> [WHAT IS ASKED] Please update the items below by replacing "showthrough-smudge" with "bleed-through-mark" everywhere it occurs and leaving all other text unchanged. Omit the pictures from your answer.

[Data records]
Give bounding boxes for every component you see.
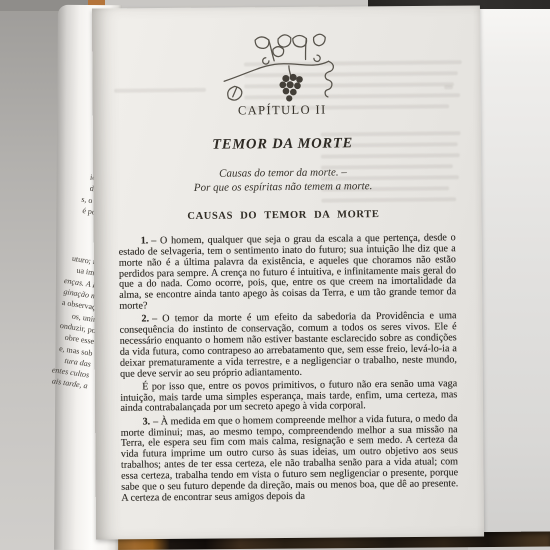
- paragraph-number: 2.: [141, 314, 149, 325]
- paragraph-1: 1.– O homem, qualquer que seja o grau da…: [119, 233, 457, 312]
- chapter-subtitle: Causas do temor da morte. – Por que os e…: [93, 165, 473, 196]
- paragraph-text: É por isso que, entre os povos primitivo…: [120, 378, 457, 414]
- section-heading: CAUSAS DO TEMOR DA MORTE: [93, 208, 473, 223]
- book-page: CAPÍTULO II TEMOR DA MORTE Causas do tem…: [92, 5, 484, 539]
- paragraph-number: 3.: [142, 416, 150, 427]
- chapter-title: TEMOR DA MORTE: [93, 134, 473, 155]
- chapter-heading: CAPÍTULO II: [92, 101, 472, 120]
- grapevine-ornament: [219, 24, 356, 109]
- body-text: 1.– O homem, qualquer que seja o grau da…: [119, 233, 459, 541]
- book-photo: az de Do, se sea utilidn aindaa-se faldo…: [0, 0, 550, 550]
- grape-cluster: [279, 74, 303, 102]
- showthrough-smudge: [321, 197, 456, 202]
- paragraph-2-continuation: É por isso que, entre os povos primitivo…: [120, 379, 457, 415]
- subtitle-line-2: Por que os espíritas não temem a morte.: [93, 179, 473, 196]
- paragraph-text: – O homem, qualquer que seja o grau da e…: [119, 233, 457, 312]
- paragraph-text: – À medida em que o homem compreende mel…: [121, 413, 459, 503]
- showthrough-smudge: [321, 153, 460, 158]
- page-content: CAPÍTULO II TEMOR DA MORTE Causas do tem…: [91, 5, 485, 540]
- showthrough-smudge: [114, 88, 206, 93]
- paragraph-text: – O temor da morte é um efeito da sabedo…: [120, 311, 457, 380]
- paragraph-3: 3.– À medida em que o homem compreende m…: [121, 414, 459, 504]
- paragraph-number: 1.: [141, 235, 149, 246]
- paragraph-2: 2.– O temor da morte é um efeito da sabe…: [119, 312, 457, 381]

> [SOLUTION TO THIS TASK]
Give bounding boxes for every component you see.
- paragraph-number: 2.: [141, 314, 149, 325]
- paragraph-1: 1.– O homem, qualquer que seja o grau da…: [119, 233, 457, 312]
- chapter-subtitle: Causas do temor da morte. – Por que os e…: [93, 165, 473, 196]
- paragraph-text: É por isso que, entre os povos primitivo…: [120, 378, 457, 414]
- section-heading: CAUSAS DO TEMOR DA MORTE: [93, 208, 473, 223]
- book-page: CAPÍTULO II TEMOR DA MORTE Causas do tem…: [92, 5, 484, 539]
- paragraph-number: 3.: [142, 416, 150, 427]
- chapter-title: TEMOR DA MORTE: [93, 134, 473, 155]
- chapter-heading: CAPÍTULO II: [92, 101, 472, 120]
- grapevine-ornament: [219, 24, 356, 109]
- body-text: 1.– O homem, qualquer que seja o grau da…: [119, 233, 459, 541]
- book-photo: az de Do, se sea utilidn aindaa-se faldo…: [0, 0, 550, 550]
- grape-cluster: [279, 74, 303, 102]
- bleed-through-mark: [321, 197, 456, 202]
- paragraph-2-continuation: É por isso que, entre os povos primitivo…: [120, 379, 457, 415]
- subtitle-line-2: Por que os espíritas não temem a morte.: [93, 179, 473, 196]
- paragraph-text: – O homem, qualquer que seja o grau da e…: [119, 233, 457, 312]
- paragraph-text: – À medida em que o homem compreende mel…: [121, 413, 459, 503]
- bleed-through-mark: [321, 153, 460, 158]
- page-content: CAPÍTULO II TEMOR DA MORTE Causas do tem…: [91, 5, 485, 540]
- bleed-through-mark: [114, 88, 206, 93]
- paragraph-text: – O temor da morte é um efeito da sabedo…: [120, 311, 457, 380]
- paragraph-3: 3.– À medida em que o homem compreende m…: [121, 414, 459, 504]
- paragraph-number: 1.: [141, 235, 149, 246]
- paragraph-2: 2.– O temor da morte é um efeito da sabe…: [119, 312, 457, 381]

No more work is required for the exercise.